[Extracted data entries]
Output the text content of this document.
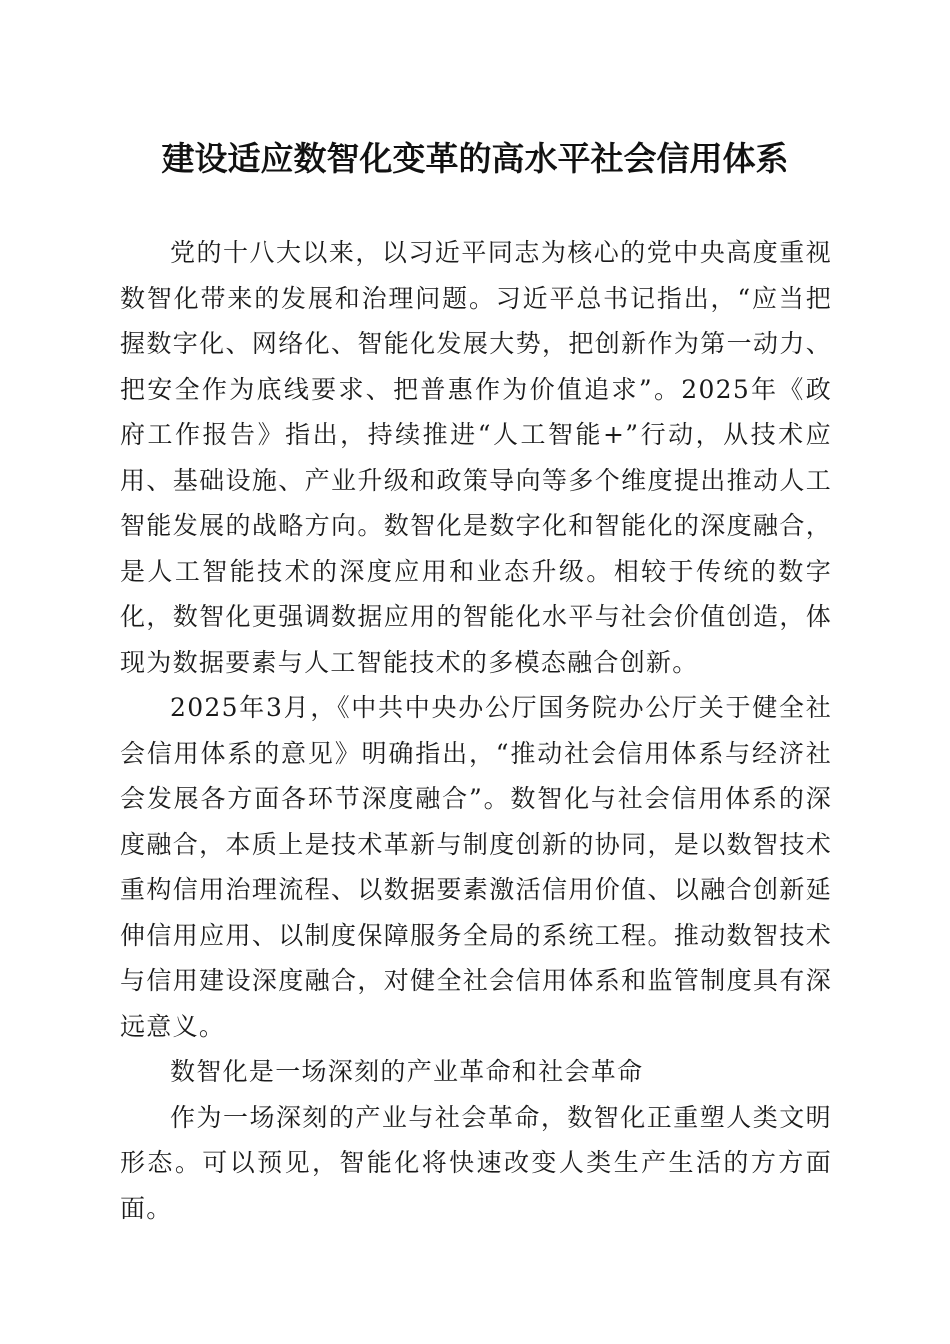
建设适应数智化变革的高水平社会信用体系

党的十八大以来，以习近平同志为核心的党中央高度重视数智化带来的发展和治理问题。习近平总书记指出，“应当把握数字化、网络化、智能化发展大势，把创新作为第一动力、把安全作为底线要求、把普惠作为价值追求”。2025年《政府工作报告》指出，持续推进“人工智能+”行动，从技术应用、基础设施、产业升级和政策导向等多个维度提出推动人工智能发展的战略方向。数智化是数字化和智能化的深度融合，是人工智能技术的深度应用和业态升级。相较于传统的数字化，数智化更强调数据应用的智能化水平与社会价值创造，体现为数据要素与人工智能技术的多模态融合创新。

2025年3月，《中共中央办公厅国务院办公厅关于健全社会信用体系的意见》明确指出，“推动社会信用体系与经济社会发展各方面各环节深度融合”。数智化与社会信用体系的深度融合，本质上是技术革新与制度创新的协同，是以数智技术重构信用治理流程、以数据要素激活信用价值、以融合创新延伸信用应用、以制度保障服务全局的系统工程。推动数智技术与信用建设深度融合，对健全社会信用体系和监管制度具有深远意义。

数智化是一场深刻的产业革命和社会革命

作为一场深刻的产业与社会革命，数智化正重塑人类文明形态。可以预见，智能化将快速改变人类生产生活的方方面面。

---

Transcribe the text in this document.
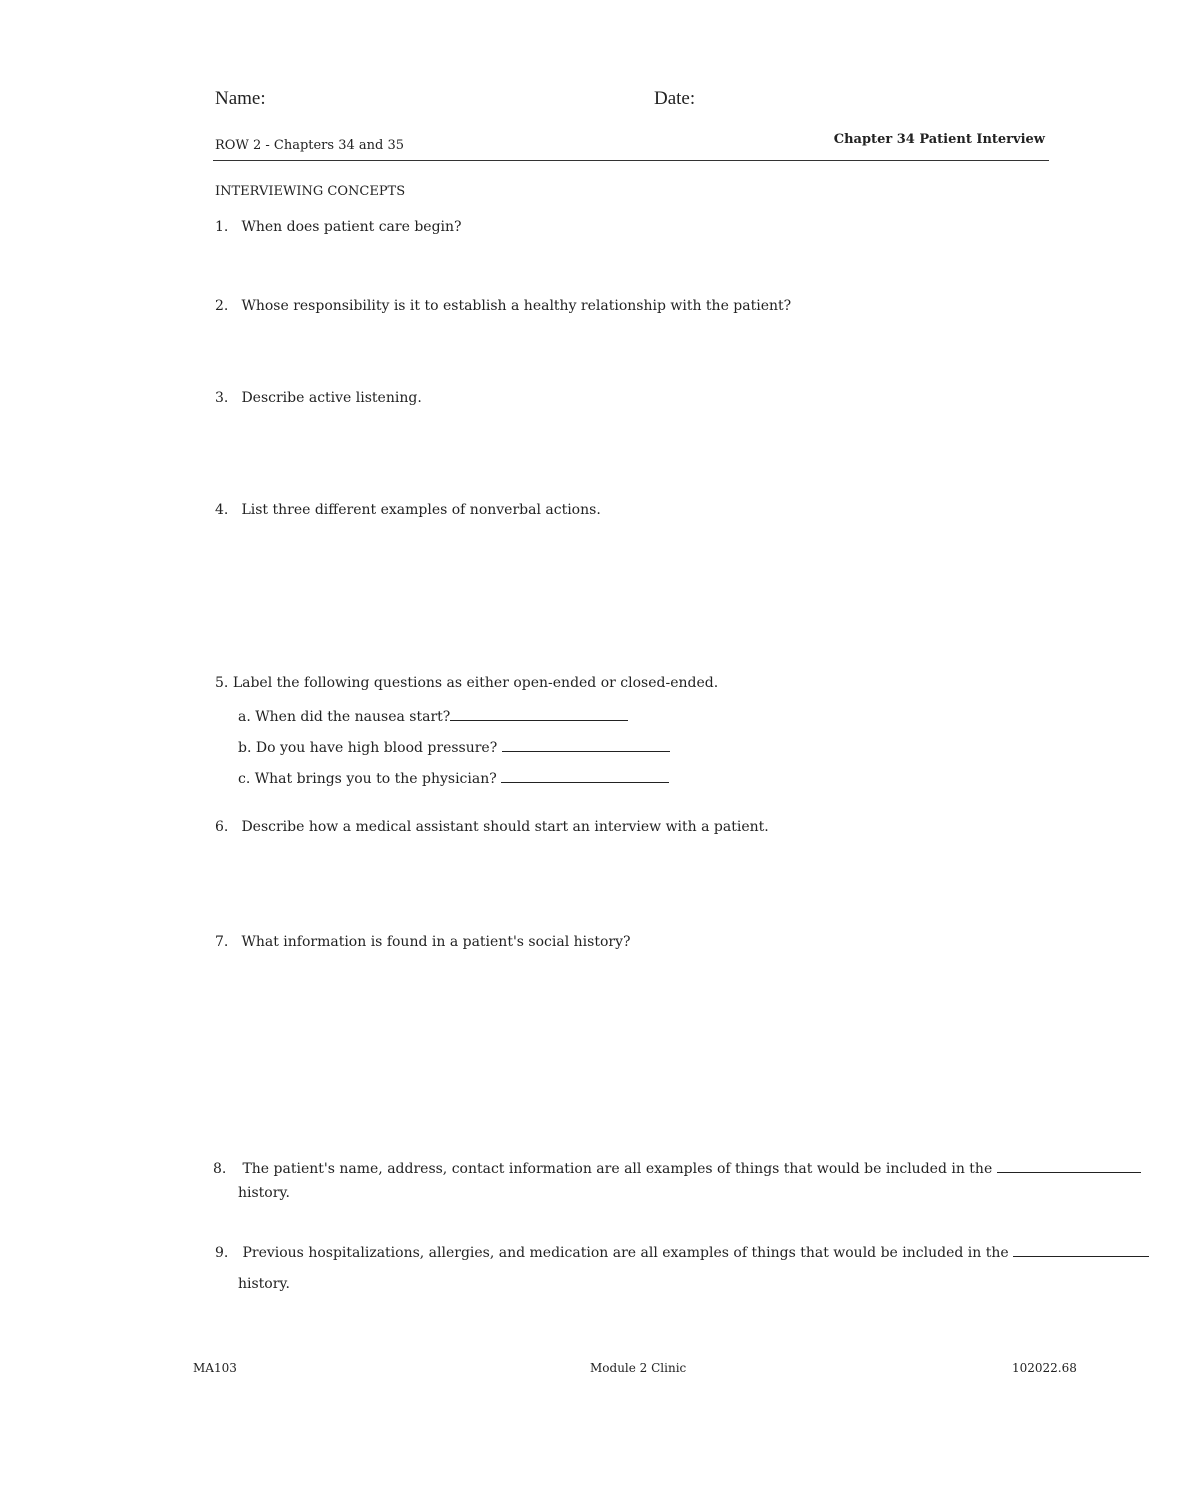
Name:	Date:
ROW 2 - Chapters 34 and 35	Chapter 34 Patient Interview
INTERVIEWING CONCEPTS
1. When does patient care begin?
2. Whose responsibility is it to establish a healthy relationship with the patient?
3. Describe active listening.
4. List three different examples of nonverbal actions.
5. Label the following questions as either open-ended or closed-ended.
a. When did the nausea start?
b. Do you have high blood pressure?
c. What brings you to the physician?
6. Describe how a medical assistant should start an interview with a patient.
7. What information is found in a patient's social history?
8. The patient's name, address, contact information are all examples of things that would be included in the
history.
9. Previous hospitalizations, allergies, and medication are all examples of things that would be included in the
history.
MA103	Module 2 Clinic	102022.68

...

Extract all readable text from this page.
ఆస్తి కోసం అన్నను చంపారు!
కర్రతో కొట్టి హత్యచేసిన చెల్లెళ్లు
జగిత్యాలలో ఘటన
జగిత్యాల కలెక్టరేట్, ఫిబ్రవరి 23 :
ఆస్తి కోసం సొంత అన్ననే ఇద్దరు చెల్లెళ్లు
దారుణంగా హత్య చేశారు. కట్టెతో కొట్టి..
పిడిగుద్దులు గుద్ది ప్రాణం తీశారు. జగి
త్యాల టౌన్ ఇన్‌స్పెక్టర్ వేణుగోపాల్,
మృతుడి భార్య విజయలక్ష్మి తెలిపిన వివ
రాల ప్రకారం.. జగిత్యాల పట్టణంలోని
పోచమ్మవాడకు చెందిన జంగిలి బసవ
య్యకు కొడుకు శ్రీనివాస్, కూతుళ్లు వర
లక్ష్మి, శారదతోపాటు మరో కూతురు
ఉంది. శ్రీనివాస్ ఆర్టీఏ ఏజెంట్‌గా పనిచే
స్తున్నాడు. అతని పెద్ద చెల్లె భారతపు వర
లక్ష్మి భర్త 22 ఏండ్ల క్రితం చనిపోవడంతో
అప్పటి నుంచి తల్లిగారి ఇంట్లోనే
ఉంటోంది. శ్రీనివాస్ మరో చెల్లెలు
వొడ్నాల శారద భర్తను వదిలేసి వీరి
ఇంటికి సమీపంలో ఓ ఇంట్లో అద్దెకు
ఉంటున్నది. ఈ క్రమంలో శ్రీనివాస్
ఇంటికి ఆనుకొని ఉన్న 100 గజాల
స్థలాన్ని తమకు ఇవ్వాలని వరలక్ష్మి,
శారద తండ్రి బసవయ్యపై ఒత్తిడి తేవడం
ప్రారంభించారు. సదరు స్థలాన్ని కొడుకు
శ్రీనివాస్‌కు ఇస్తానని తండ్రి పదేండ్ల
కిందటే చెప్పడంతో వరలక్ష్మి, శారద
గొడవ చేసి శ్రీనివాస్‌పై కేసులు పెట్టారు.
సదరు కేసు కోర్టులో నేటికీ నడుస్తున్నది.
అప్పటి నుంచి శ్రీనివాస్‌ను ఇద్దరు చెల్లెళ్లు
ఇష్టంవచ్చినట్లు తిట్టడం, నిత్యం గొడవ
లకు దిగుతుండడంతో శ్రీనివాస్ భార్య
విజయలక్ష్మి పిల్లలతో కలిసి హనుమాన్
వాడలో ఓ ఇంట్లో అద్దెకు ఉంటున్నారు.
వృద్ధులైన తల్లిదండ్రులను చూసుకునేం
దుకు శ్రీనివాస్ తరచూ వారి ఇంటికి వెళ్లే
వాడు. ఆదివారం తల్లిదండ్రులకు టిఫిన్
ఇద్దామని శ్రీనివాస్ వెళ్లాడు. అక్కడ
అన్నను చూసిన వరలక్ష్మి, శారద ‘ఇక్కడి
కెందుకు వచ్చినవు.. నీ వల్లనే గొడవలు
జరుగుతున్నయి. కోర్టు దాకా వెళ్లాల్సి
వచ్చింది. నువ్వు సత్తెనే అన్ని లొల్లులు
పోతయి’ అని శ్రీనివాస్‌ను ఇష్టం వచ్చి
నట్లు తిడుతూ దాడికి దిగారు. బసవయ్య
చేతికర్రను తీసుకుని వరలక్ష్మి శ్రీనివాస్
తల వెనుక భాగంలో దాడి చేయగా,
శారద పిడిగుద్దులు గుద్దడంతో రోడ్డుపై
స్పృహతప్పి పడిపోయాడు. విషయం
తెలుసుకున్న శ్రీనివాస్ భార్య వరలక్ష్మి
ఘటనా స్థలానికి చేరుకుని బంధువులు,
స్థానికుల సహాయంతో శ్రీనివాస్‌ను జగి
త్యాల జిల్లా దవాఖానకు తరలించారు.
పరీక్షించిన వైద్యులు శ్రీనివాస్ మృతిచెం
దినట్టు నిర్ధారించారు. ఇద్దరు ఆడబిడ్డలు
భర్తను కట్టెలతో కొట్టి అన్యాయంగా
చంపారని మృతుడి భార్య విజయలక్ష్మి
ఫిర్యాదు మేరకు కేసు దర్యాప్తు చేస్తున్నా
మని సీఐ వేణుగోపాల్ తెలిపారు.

PROBLEM REQUIREMENTS: Single out each line of the records above with the string "What" in it, and copy it.

SOLUTION FOR THIS EXERCISE:
c. What brings you to the physician?
7. What information is found in a patient's social history?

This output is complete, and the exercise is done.